TASK TO CARRY OUT =
Extract the listing below in full, unchanged.

DATASET EXCERPTS =

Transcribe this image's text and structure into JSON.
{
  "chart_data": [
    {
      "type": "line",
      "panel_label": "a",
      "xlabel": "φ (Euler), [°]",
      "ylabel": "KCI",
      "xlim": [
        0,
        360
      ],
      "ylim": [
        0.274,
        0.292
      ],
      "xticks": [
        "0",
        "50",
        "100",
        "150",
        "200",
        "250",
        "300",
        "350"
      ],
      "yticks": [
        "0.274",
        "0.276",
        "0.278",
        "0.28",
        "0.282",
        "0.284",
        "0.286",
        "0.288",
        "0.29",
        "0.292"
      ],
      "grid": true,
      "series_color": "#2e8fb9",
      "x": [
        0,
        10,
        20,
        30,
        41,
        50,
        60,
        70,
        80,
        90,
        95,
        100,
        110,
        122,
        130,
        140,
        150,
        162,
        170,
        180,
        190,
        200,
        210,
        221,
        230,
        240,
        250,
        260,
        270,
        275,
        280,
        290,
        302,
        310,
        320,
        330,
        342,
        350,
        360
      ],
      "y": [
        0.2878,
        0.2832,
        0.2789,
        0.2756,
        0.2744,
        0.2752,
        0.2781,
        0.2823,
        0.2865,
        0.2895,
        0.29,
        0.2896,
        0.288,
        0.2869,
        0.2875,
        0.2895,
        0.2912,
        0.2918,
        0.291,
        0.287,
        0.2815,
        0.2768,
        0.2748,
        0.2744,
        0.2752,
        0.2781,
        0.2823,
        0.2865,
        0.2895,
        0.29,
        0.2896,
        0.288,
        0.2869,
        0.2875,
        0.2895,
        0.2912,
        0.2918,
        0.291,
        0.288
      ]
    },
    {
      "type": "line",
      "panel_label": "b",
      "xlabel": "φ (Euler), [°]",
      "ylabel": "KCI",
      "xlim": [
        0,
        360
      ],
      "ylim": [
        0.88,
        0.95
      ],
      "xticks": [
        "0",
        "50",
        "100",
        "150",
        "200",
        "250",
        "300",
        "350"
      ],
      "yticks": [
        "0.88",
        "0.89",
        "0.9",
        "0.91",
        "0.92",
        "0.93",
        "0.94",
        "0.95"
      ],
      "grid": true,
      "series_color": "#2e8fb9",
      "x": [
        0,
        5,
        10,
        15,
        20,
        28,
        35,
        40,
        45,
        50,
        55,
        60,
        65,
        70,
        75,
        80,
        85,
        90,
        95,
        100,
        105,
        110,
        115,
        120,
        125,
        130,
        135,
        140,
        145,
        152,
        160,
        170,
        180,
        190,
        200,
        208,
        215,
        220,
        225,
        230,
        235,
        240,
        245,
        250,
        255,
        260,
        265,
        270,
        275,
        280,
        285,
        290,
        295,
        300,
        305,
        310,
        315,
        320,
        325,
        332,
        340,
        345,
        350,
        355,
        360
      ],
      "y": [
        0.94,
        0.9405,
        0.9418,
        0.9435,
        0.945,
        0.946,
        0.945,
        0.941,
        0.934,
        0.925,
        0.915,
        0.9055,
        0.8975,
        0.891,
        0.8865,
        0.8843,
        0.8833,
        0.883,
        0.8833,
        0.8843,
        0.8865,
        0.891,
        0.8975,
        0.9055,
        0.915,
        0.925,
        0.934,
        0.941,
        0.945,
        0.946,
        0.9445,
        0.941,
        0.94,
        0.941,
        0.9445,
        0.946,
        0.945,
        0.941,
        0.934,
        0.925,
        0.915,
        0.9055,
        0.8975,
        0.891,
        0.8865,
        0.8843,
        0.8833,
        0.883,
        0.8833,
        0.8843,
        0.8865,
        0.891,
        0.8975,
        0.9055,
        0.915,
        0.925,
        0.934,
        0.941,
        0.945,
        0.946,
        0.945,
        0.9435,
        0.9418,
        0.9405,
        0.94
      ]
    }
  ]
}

ANSWER FOR THIS EXERCISE =
Transcribe this image's text and structure into JSON.
{
  "chart_data": [
    {
      "type": "line",
      "panel_label": "a",
      "xlabel": "φ (Euler), [°]",
      "ylabel": "KCI",
      "xlim": [
        0,
        360
      ],
      "ylim": [
        0.274,
        0.292
      ],
      "xticks": [
        "0",
        "50",
        "100",
        "150",
        "200",
        "250",
        "300",
        "350"
      ],
      "yticks": [
        "0.274",
        "0.276",
        "0.278",
        "0.28",
        "0.282",
        "0.284",
        "0.286",
        "0.288",
        "0.29",
        "0.292"
      ],
      "grid": true,
      "series_color": "#2e8fb9",
      "x": [
        0,
        10,
        20,
        30,
        41,
        50,
        60,
        70,
        80,
        90,
        95,
        100,
        110,
        122,
        130,
        140,
        150,
        162,
        170,
        180,
        190,
        200,
        210,
        221,
        230,
        240,
        250,
        260,
        270,
        275,
        280,
        290,
        302,
        310,
        320,
        330,
        342,
        350,
        360
      ],
      "y": [
        0.2878,
        0.2832,
        0.2789,
        0.2756,
        0.2744,
        0.2752,
        0.2781,
        0.2823,
        0.2865,
        0.2895,
        0.29,
        0.2896,
        0.288,
        0.2869,
        0.2875,
        0.2895,
        0.2912,
        0.2918,
        0.291,
        0.287,
        0.2815,
        0.2768,
        0.2748,
        0.2744,
        0.2752,
        0.2781,
        0.2823,
        0.2865,
        0.2895,
        0.29,
        0.2896,
        0.288,
        0.2869,
        0.2875,
        0.2895,
        0.2912,
        0.2918,
        0.291,
        0.288
      ]
    },
    {
      "type": "line",
      "panel_label": "b",
      "xlabel": "φ (Euler), [°]",
      "ylabel": "KCI",
      "xlim": [
        0,
        360
      ],
      "ylim": [
        0.88,
        0.95
      ],
      "xticks": [
        "0",
        "50",
        "100",
        "150",
        "200",
        "250",
        "300",
        "350"
      ],
      "yticks": [
        "0.88",
        "0.89",
        "0.9",
        "0.91",
        "0.92",
        "0.93",
        "0.94",
        "0.95"
      ],
      "grid": true,
      "series_color": "#2e8fb9",
      "x": [
        0,
        5,
        10,
        15,
        20,
        28,
        35,
        40,
        45,
        50,
        55,
        60,
        65,
        70,
        75,
        80,
        85,
        90,
        95,
        100,
        105,
        110,
        115,
        120,
        125,
        130,
        135,
        140,
        145,
        152,
        160,
        170,
        180,
        190,
        200,
        208,
        215,
        220,
        225,
        230,
        235,
        240,
        245,
        250,
        255,
        260,
        265,
        270,
        275,
        280,
        285,
        290,
        295,
        300,
        305,
        310,
        315,
        320,
        325,
        332,
        340,
        345,
        350,
        355,
        360
      ],
      "y": [
        0.94,
        0.9405,
        0.9418,
        0.9435,
        0.945,
        0.946,
        0.945,
        0.941,
        0.934,
        0.925,
        0.915,
        0.9055,
        0.8975,
        0.891,
        0.8865,
        0.8843,
        0.8833,
        0.883,
        0.8833,
        0.8843,
        0.8865,
        0.891,
        0.8975,
        0.9055,
        0.915,
        0.925,
        0.934,
        0.941,
        0.945,
        0.946,
        0.9445,
        0.941,
        0.94,
        0.941,
        0.9445,
        0.946,
        0.945,
        0.941,
        0.934,
        0.925,
        0.915,
        0.9055,
        0.8975,
        0.891,
        0.8865,
        0.8843,
        0.8833,
        0.883,
        0.8833,
        0.8843,
        0.8865,
        0.891,
        0.8975,
        0.9055,
        0.915,
        0.925,
        0.934,
        0.941,
        0.945,
        0.946,
        0.945,
        0.9435,
        0.9418,
        0.9405,
        0.94
      ]
    }
  ]
}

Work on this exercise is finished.